### The request
Put every line of the records below into a Markdown table with the columns Row and Text, numbering the rows in order and leaving out blank lines.
++++ Records to use ++++
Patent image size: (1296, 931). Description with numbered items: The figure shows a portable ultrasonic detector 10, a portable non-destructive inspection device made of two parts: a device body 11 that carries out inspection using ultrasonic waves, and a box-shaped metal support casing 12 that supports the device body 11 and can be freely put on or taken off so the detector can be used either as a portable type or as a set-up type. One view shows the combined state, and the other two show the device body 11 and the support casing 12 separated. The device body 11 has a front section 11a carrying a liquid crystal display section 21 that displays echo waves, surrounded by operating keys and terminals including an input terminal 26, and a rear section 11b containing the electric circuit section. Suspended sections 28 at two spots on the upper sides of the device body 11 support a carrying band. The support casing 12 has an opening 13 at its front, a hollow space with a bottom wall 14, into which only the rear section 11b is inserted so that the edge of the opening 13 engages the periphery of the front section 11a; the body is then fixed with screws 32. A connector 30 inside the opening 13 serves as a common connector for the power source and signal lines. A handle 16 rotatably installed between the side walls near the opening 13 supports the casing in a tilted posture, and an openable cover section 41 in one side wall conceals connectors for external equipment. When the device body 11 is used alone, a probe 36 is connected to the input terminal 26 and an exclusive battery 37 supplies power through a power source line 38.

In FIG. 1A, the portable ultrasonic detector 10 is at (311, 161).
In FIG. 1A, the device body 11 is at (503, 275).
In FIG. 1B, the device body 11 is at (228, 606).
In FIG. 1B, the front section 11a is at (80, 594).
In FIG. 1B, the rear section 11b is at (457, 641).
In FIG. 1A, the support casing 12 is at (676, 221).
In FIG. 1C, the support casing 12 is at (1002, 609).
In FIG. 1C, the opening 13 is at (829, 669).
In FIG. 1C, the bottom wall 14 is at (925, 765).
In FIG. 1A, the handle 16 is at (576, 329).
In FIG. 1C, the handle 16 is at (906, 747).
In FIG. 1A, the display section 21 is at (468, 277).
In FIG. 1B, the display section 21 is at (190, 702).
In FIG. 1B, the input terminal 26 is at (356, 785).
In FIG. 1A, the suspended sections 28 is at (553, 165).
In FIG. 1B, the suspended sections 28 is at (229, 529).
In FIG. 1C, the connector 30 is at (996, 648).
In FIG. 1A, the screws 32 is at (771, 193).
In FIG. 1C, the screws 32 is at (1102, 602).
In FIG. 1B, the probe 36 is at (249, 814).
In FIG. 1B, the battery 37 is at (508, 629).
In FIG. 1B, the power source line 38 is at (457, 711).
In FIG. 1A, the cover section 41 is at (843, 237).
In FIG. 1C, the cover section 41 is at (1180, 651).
++++
### Result of this task
| Row | Text |
|---|---|
| 1 | Patent image size: (1296, 931). Description with numbered items: The figure shows a portable ultrasonic detector 10, a portable non-destructive inspection device made of two parts: a device body 11 that carries out inspection using ultrasonic waves, and a box-shaped metal support casing 12 that supports the device body 11 and can be freely put on or taken off so the detector can be used either as a portable type or as a set-up type. One view shows the combined state, and the other two show the device body 11 and the support casing 12 separated. The device body 11 has a front section 11a carrying a liquid crystal display section 21 that displays echo waves, surrounded by operating keys and terminals including an input terminal 26, and a rear section 11b containing the electric circuit section. Suspended sections 28 at two spots on the upper sides of the device body 11 support a carrying band. The support casing 12 has an opening 13 at its front, a hollow space with a bottom wall 14, into which only the rear section 11b is inserted so that the edge of the opening 13 engages the periphery of the front section 11a; the body is then fixed with screws 32. A connector 30 inside the opening 13 serves as a common connector for the power source and signal lines. A handle 16 rotatably installed between the side walls near the opening 13 supports the casing in a tilted posture, and an openable cover section 41 in one side wall conceals connectors for external equipment. When the device body 11 is used alone, a probe 36 is connected to the input terminal 26 and an exclusive battery 37 supplies power through a power source line 38. |
| 2 | In FIG. 1A, the portable ultrasonic detector 10 is at (311, 161). |
| 3 | In FIG. 1A, the device body 11 is at (503, 275). |
| 4 | In FIG. 1B, the device body 11 is at (228, 606). |
| 5 | In FIG. 1B, the front section 11a is at (80, 594). |
| 6 | In FIG. 1B, the rear section 11b is at (457, 641). |
| 7 | In FIG. 1A, the support casing 12 is at (676, 221). |
| 8 | In FIG. 1C, the support casing 12 is at (1002, 609). |
| 9 | In FIG. 1C, the opening 13 is at (829, 669). |
| 10 | In FIG. 1C, the bottom wall 14 is at (925, 765). |
| 11 | In FIG. 1A, the handle 16 is at (576, 329). |
| 12 | In FIG. 1C, the handle 16 is at (906, 747). |
| 13 | In FIG. 1A, the display section 21 is at (468, 277). |
| 14 | In FIG. 1B, the display section 21 is at (190, 702). |
| 15 | In FIG. 1B, the input terminal 26 is at (356, 785). |
| 16 | In FIG. 1A, the suspended sections 28 is at (553, 165). |
| 17 | In FIG. 1B, the suspended sections 28 is at (229, 529). |
| 18 | In FIG. 1C, the connector 30 is at (996, 648). |
| 19 | In FIG. 1A, the screws 32 is at (771, 193). |
| 20 | In FIG. 1C, the screws 32 is at (1102, 602). |
| 21 | In FIG. 1B, the probe 36 is at (249, 814). |
| 22 | In FIG. 1B, the battery 37 is at (508, 629). |
| 23 | In FIG. 1B, the power source line 38 is at (457, 711). |
| 24 | In FIG. 1A, the cover section 41 is at (843, 237). |
| 25 | In FIG. 1C, the cover section 41 is at (1180, 651). |